» **Task to complete**
Write the records below out in full, character for character, with no pictures.

[Records from a collection of figures]
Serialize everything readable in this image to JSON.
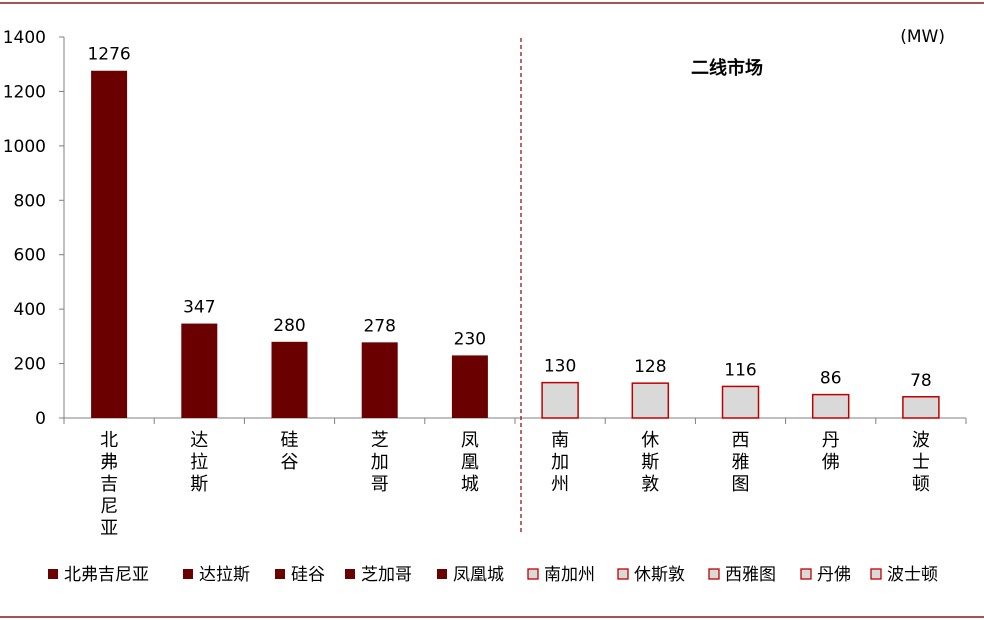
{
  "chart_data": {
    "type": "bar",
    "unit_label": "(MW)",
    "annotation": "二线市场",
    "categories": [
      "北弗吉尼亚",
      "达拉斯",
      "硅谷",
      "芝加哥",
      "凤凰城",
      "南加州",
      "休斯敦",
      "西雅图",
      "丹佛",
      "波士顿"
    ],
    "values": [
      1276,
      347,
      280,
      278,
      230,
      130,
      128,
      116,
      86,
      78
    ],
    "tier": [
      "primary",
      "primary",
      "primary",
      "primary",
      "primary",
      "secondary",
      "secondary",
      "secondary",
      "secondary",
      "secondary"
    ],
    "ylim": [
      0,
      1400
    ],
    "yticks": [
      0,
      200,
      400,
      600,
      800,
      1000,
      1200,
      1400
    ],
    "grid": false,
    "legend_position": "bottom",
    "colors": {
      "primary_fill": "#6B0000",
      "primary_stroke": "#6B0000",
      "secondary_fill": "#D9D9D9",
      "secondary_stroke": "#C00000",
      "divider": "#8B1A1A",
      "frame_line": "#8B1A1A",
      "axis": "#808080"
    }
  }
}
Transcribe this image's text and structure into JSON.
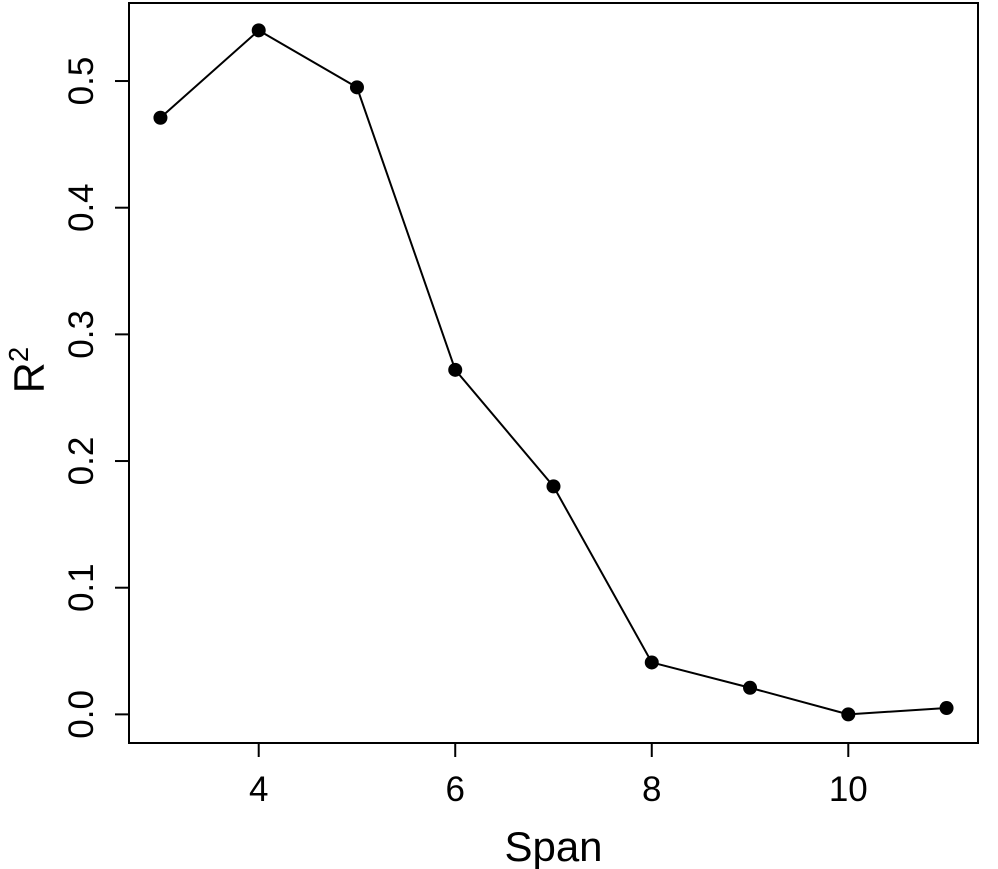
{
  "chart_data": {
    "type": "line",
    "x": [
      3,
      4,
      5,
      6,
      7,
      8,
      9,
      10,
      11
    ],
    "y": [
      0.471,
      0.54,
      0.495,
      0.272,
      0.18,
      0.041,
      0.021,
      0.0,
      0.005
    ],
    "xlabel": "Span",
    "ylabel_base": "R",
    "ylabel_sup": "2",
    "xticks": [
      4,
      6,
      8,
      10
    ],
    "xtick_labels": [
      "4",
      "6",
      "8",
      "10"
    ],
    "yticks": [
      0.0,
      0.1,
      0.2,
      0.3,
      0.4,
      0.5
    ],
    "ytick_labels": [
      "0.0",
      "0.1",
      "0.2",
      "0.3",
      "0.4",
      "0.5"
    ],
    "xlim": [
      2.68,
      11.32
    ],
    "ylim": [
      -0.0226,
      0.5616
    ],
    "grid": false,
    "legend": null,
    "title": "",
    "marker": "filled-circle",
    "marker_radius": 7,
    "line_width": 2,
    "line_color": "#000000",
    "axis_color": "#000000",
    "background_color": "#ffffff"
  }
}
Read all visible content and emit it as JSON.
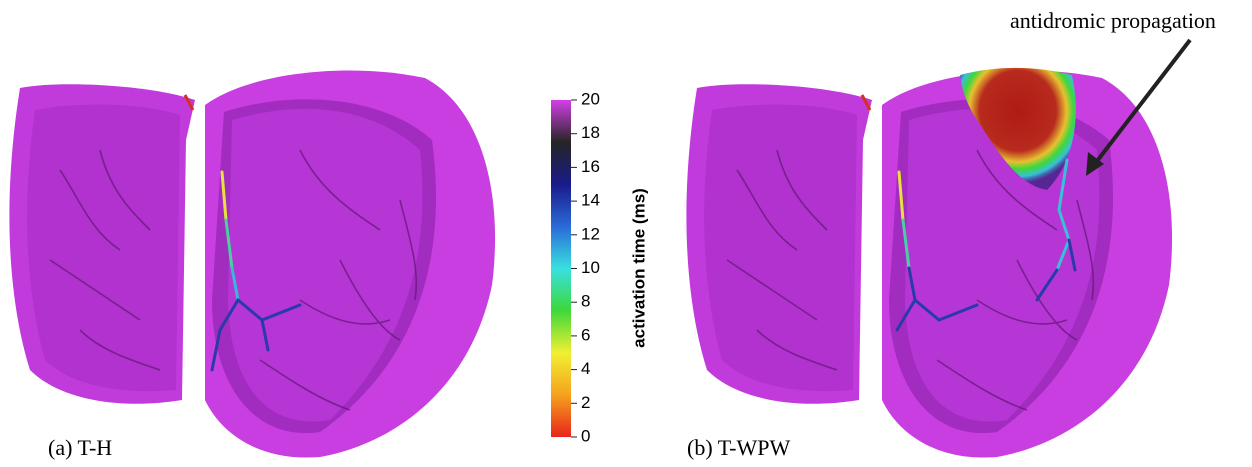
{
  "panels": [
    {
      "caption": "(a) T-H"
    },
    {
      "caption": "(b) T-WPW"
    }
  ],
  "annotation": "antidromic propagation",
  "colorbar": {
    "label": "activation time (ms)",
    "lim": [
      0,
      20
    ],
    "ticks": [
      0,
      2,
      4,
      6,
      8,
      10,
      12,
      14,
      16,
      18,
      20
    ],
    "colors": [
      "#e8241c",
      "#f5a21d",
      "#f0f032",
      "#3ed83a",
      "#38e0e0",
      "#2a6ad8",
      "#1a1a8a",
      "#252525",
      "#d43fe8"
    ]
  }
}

» **Full solution**
Serialize everything readable in this image to JSON.
{
  "chart_data": {
    "type": "bar",
    "unit_label": "(MW)",
    "annotation": "二线市场",
    "categories": [
      "北弗吉尼亚",
      "达拉斯",
      "硅谷",
      "芝加哥",
      "凤凰城",
      "南加州",
      "休斯敦",
      "西雅图",
      "丹佛",
      "波士顿"
    ],
    "values": [
      1276,
      347,
      280,
      278,
      230,
      130,
      128,
      116,
      86,
      78
    ],
    "tier": [
      "primary",
      "primary",
      "primary",
      "primary",
      "primary",
      "secondary",
      "secondary",
      "secondary",
      "secondary",
      "secondary"
    ],
    "ylim": [
      0,
      1400
    ],
    "yticks": [
      0,
      200,
      400,
      600,
      800,
      1000,
      1200,
      1400
    ],
    "grid": false,
    "legend_position": "bottom",
    "colors": {
      "primary_fill": "#6B0000",
      "primary_stroke": "#6B0000",
      "secondary_fill": "#D9D9D9",
      "secondary_stroke": "#C00000",
      "divider": "#8B1A1A",
      "frame_line": "#8B1A1A",
      "axis": "#808080"
    }
  }
}
Transcribe this image's text and structure into JSON.
{
  "chart_data": {
    "type": "line",
    "x": [
      3,
      4,
      5,
      6,
      7,
      8,
      9,
      10,
      11
    ],
    "y": [
      0.471,
      0.54,
      0.495,
      0.272,
      0.18,
      0.041,
      0.021,
      0.0,
      0.005
    ],
    "xlabel": "Span",
    "ylabel_base": "R",
    "ylabel_sup": "2",
    "xticks": [
      4,
      6,
      8,
      10
    ],
    "xtick_labels": [
      "4",
      "6",
      "8",
      "10"
    ],
    "yticks": [
      0.0,
      0.1,
      0.2,
      0.3,
      0.4,
      0.5
    ],
    "ytick_labels": [
      "0.0",
      "0.1",
      "0.2",
      "0.3",
      "0.4",
      "0.5"
    ],
    "xlim": [
      2.68,
      11.32
    ],
    "ylim": [
      -0.0226,
      0.5616
    ],
    "grid": false,
    "legend": null,
    "title": "",
    "marker": "filled-circle",
    "marker_radius": 7,
    "line_width": 2,
    "line_color": "#000000",
    "axis_color": "#000000",
    "background_color": "#ffffff"
  }
}
Read all visible content and emit it as JSON.
{
  "panels": [
    {
      "caption": "(a) T-H"
    },
    {
      "caption": "(b) T-WPW"
    }
  ],
  "annotation": "antidromic propagation",
  "colorbar": {
    "label": "activation time (ms)",
    "lim": [
      0,
      20
    ],
    "ticks": [
      0,
      2,
      4,
      6,
      8,
      10,
      12,
      14,
      16,
      18,
      20
    ],
    "colors": [
      "#e8241c",
      "#f5a21d",
      "#f0f032",
      "#3ed83a",
      "#38e0e0",
      "#2a6ad8",
      "#1a1a8a",
      "#252525",
      "#d43fe8"
    ]
  }
}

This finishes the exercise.